Given request
Retype everything in the listing, leaving each line exactly as it is.

Records to use

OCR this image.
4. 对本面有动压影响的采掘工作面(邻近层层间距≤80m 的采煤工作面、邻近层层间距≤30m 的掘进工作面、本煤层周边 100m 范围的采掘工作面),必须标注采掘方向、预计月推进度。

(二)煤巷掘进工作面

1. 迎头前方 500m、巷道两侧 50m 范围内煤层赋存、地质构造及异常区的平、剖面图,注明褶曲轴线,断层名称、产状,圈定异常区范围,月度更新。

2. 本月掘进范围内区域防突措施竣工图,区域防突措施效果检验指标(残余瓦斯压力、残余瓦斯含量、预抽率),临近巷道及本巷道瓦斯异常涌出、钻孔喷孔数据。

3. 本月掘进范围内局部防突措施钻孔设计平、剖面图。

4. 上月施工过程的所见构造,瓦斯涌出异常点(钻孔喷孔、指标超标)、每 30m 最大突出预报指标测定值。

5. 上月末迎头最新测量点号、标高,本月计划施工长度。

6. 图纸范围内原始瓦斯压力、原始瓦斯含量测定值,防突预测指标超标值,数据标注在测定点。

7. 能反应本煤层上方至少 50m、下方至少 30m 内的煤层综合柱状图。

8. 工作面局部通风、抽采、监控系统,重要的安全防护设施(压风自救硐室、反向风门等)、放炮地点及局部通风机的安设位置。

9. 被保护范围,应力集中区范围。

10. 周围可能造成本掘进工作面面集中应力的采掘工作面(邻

Output for this exercise
OCR this image.
4. 对本面有动压影响的采掘工作面(邻近层层间距≤80m 的采煤工作面、邻近层层间距≤30m 的掘进工作面、本煤层周边 100m 范围的采掘工作面),必须标注采掘方向、预计月推进度。

(二)煤巷掘进工作面

1. 迎头前方 500m、巷道两侧 50m 范围内煤层赋存、地质构造及异常区的平、剖面图,注明褶曲轴线,断层名称、产状,圈定异常区范围,月度更新。

2. 本月掘进范围内区域防突措施竣工图,区域防突措施效果检验指标(残余瓦斯压力、残余瓦斯含量、预抽率),临近巷道及本巷道瓦斯异常涌出、钻孔喷孔数据。

3. 本月掘进范围内局部防突措施钻孔设计平、剖面图。

4. 上月施工过程的所见构造,瓦斯涌出异常点(钻孔喷孔、指标超标)、每 30m 最大突出预报指标测定值。

5. 上月末迎头最新测量点号、标高,本月计划施工长度。

6. 图纸范围内原始瓦斯压力、原始瓦斯含量测定值,防突预测指标超标值,数据标注在测定点。

7. 能反应本煤层上方至少 50m、下方至少 30m 内的煤层综合柱状图。

8. 工作面局部通风、抽采、监控系统,重要的安全防护设施(压风自救硐室、反向风门等)、放炮地点及局部通风机的安设位置。

9. 被保护范围,应力集中区范围。

10. 周围可能造成本掘进工作面面集中应力的采掘工作面(邻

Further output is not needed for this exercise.